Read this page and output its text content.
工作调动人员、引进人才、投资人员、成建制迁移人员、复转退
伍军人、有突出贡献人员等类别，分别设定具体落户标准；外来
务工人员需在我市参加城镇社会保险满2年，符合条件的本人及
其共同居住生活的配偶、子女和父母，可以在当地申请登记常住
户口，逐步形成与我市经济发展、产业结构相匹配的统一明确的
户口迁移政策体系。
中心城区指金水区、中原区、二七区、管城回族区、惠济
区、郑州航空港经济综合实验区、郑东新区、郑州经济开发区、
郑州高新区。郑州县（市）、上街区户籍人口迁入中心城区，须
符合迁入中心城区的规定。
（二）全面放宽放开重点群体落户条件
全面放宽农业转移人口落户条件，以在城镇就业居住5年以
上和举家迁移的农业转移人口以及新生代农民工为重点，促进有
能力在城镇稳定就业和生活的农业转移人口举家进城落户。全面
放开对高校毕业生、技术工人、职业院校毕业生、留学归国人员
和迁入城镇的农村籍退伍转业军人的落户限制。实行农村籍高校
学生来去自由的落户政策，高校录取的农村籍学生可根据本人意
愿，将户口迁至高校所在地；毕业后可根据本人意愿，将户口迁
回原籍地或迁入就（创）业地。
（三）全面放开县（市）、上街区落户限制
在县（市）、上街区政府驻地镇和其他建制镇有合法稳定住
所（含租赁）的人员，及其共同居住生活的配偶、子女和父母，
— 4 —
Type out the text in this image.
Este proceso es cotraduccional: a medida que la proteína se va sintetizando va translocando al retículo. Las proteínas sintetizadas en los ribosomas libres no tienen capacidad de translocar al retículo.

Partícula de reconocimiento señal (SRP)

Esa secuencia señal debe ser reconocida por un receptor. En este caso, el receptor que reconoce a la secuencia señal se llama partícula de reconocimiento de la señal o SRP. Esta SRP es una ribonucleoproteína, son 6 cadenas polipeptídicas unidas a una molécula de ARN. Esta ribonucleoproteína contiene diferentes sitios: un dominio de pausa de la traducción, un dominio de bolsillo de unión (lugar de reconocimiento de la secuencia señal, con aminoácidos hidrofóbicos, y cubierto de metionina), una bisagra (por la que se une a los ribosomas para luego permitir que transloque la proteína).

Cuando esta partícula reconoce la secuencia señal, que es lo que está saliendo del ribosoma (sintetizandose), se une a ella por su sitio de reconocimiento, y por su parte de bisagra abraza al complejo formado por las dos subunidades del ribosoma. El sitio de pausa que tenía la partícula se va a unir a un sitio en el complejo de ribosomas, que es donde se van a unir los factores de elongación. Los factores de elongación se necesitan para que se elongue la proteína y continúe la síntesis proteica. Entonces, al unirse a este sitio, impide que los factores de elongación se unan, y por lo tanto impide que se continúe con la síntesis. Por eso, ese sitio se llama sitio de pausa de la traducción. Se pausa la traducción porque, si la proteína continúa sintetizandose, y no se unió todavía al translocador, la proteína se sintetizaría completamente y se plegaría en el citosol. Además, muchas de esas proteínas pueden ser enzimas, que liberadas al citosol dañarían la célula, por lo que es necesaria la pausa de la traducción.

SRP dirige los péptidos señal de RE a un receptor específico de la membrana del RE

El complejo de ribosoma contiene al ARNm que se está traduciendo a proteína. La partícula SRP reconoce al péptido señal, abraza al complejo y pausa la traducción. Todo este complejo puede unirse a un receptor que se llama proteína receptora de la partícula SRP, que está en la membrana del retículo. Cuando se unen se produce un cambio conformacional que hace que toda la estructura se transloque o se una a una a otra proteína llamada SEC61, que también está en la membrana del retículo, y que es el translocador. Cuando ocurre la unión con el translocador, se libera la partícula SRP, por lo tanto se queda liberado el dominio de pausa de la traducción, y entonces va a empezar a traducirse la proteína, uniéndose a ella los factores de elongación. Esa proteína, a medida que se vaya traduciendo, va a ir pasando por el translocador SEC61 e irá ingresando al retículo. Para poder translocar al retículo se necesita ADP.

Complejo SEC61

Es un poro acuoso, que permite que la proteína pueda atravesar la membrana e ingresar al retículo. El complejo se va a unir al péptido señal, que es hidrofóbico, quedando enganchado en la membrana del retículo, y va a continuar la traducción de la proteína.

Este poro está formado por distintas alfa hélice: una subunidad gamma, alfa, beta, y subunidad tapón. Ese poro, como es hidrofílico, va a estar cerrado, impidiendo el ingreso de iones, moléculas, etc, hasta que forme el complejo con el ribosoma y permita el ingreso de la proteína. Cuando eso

——

TASK DESCRIPTION – State how many lines of the entries above include the word "this", offering no text other than the number.

WRITTEN SOLUTION – 2